**Objective**.
Write the line that includes "Decode this image" and all subsequent lines, exactly as written, and nothing more.

**Dataset content**.
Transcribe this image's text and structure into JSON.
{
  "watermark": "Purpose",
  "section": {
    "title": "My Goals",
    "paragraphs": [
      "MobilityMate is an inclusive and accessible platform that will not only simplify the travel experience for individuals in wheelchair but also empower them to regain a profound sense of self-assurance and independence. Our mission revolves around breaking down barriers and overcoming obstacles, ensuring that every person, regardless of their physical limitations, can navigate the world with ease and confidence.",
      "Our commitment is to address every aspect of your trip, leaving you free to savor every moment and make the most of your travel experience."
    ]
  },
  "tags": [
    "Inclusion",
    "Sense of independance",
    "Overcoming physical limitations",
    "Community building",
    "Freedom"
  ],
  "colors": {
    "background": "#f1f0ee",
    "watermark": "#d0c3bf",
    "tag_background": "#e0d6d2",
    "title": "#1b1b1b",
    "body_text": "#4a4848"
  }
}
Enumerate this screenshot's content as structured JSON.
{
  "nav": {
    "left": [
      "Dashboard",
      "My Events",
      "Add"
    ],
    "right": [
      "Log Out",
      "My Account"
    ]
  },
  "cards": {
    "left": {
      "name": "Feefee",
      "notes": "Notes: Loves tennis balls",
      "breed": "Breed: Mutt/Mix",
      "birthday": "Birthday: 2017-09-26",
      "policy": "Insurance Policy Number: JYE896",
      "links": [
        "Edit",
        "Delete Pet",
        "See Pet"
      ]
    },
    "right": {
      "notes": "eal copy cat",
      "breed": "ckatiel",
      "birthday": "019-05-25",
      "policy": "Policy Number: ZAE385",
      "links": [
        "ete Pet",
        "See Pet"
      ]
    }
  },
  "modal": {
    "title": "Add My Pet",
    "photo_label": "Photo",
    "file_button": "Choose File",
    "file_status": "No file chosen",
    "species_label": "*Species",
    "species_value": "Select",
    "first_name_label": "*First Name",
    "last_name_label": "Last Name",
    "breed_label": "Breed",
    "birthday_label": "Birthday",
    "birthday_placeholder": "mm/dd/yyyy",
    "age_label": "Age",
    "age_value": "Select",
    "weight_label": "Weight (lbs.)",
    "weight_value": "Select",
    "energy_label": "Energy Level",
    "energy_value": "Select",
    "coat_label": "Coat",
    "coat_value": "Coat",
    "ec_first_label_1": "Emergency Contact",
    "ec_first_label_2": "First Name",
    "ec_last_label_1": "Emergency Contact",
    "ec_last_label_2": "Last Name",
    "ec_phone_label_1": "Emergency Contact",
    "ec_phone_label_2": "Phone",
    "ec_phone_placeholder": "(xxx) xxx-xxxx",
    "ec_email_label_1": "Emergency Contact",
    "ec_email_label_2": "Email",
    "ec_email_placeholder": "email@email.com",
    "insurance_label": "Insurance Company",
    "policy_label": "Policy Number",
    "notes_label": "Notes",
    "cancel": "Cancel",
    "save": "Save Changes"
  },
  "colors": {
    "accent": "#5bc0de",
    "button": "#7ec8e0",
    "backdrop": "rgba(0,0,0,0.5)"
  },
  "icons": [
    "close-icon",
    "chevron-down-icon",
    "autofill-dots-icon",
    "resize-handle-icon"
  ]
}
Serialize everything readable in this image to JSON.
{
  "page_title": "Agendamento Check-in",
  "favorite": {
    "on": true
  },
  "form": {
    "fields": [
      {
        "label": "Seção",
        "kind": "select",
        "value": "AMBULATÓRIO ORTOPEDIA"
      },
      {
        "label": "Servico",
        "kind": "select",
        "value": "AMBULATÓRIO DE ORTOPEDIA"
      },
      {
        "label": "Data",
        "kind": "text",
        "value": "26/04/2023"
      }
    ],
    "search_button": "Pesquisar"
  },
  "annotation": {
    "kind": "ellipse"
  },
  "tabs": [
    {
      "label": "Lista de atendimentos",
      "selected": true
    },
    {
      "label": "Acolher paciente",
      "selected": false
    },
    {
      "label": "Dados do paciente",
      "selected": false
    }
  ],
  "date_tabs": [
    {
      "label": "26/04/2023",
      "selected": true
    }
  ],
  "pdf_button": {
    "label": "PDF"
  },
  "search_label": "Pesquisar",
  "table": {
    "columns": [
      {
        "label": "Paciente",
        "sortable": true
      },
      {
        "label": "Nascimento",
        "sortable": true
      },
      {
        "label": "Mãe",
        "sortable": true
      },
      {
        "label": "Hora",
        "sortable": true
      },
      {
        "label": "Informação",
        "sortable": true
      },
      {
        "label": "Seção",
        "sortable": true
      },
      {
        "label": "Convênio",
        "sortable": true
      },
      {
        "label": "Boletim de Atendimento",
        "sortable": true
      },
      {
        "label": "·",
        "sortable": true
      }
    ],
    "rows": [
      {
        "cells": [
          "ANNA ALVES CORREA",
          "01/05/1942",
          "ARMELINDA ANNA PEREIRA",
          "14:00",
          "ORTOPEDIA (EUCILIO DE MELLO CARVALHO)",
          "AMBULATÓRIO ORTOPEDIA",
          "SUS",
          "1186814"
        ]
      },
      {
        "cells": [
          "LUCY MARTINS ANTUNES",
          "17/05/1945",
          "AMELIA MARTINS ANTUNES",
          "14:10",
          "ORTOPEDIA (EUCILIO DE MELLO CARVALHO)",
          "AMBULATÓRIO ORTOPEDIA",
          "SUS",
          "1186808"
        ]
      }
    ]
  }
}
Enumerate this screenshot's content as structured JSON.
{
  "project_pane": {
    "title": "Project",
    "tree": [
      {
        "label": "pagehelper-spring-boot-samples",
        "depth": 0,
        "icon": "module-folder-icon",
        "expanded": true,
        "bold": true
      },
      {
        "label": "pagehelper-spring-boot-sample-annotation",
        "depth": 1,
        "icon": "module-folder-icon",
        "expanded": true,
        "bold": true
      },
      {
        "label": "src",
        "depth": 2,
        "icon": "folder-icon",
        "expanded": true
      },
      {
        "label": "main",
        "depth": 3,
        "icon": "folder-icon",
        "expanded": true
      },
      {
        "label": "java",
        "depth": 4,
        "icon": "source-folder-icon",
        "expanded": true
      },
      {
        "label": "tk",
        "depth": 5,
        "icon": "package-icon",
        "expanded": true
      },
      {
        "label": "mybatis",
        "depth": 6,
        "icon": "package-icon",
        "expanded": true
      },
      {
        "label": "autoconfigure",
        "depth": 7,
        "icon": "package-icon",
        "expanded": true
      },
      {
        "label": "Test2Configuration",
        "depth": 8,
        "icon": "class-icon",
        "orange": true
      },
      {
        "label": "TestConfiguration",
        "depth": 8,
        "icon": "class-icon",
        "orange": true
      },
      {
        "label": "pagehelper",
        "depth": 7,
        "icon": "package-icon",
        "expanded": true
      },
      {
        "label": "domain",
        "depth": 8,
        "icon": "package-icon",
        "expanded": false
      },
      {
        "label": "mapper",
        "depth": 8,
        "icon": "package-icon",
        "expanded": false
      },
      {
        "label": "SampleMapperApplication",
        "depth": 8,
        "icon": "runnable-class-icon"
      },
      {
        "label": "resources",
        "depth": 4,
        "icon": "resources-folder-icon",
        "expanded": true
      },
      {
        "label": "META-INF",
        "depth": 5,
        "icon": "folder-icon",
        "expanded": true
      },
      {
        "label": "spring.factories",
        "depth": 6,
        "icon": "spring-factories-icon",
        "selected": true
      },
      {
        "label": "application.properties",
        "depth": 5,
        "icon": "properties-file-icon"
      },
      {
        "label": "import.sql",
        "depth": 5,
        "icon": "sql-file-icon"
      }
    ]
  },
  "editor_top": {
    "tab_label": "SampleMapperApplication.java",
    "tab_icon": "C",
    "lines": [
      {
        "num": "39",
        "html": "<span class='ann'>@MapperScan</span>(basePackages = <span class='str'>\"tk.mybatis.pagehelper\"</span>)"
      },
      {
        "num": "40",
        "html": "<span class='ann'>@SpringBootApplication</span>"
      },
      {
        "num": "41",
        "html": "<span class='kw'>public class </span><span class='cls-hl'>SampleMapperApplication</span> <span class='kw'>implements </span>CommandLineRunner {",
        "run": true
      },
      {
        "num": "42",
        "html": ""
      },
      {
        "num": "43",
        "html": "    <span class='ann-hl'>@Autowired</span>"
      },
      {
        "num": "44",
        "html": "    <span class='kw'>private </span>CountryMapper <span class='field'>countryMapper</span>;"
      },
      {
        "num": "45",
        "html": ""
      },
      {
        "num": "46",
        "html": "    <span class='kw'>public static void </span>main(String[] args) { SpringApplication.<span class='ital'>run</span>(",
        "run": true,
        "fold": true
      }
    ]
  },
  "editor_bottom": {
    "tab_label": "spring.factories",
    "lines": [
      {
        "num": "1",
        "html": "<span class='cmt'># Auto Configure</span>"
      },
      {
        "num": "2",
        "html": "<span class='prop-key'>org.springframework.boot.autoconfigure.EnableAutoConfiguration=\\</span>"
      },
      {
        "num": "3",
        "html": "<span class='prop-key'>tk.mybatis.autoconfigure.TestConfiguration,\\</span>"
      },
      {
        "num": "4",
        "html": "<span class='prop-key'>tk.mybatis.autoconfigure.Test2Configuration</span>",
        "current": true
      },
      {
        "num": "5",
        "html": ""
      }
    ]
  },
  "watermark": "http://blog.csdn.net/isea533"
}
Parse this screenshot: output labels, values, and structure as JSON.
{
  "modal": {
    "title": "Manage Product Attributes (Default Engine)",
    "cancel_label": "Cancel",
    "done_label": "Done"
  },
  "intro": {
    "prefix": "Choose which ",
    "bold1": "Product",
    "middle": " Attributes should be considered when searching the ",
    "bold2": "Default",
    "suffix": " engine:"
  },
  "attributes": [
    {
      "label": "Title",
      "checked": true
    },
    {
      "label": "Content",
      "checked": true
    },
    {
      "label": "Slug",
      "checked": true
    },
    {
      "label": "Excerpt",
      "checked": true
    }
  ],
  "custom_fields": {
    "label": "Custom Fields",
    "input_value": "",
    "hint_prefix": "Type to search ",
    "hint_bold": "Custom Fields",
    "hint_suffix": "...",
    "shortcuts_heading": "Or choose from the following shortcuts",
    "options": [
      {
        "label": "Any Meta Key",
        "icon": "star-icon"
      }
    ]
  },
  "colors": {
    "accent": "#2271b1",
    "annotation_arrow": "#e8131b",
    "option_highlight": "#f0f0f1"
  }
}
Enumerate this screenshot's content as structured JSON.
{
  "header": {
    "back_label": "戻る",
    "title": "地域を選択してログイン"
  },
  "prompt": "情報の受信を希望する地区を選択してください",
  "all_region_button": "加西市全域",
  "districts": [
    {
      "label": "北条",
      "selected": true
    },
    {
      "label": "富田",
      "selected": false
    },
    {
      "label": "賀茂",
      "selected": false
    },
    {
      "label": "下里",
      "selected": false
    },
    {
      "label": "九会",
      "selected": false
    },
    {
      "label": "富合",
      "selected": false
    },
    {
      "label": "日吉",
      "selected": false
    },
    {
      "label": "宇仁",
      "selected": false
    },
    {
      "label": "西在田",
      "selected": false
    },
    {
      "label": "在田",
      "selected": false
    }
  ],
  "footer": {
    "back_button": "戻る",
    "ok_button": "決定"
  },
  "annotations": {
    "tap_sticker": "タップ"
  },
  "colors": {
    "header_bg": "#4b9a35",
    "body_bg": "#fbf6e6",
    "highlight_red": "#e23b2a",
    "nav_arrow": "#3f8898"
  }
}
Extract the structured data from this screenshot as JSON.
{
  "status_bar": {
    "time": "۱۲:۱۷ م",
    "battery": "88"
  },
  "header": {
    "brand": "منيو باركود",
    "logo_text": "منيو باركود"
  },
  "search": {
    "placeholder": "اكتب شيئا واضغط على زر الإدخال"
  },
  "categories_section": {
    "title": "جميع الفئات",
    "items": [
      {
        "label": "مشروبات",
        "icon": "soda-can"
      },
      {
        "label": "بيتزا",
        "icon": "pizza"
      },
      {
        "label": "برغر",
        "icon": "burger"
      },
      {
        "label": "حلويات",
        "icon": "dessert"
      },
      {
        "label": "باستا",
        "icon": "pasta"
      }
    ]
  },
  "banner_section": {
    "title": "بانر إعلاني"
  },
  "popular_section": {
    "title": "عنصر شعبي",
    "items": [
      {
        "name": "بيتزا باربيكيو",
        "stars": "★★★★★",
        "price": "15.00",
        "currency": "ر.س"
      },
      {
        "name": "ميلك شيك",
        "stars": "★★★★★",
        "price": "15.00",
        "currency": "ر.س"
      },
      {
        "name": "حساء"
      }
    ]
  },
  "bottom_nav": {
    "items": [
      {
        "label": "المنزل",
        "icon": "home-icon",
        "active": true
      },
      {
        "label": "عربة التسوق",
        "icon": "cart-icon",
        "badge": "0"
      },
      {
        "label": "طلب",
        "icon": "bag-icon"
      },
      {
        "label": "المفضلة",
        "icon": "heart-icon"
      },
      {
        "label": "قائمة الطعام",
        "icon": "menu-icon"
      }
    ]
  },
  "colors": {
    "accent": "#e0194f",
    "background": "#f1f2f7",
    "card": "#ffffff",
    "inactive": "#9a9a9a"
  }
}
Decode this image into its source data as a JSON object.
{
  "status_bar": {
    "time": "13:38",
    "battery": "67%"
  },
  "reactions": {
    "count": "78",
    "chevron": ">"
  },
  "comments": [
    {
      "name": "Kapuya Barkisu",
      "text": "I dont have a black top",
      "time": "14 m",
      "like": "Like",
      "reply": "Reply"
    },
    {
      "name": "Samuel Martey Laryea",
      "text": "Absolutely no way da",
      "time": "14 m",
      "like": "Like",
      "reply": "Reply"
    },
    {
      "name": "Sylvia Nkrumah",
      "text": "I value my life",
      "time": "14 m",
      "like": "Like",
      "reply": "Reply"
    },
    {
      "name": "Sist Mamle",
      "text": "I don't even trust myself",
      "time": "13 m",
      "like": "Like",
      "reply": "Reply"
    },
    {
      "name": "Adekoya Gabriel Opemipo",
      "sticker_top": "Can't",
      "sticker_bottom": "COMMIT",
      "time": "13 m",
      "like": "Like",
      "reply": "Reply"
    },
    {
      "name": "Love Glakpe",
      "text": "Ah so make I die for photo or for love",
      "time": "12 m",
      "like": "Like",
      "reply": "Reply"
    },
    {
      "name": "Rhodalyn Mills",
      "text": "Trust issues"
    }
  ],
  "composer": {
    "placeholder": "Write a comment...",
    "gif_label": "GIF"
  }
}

**Exercise response**.
Decode this image into its source data as a JSON object.
{
  "status_bar": {
    "time": "13:38",
    "battery": "67%"
  },
  "reactions": {
    "count": "78",
    "chevron": ">"
  },
  "comments": [
    {
      "name": "Kapuya Barkisu",
      "text": "I dont have a black top",
      "time": "14 m",
      "like": "Like",
      "reply": "Reply"
    },
    {
      "name": "Samuel Martey Laryea",
      "text": "Absolutely no way da",
      "time": "14 m",
      "like": "Like",
      "reply": "Reply"
    },
    {
      "name": "Sylvia Nkrumah",
      "text": "I value my life",
      "time": "14 m",
      "like": "Like",
      "reply": "Reply"
    },
    {
      "name": "Sist Mamle",
      "text": "I don't even trust myself",
      "time": "13 m",
      "like": "Like",
      "reply": "Reply"
    },
    {
      "name": "Adekoya Gabriel Opemipo",
      "sticker_top": "Can't",
      "sticker_bottom": "COMMIT",
      "time": "13 m",
      "like": "Like",
      "reply": "Reply"
    },
    {
      "name": "Love Glakpe",
      "text": "Ah so make I die for photo or for love",
      "time": "12 m",
      "like": "Like",
      "reply": "Reply"
    },
    {
      "name": "Rhodalyn Mills",
      "text": "Trust issues"
    }
  ],
  "composer": {
    "placeholder": "Write a comment...",
    "gif_label": "GIF"
  }
}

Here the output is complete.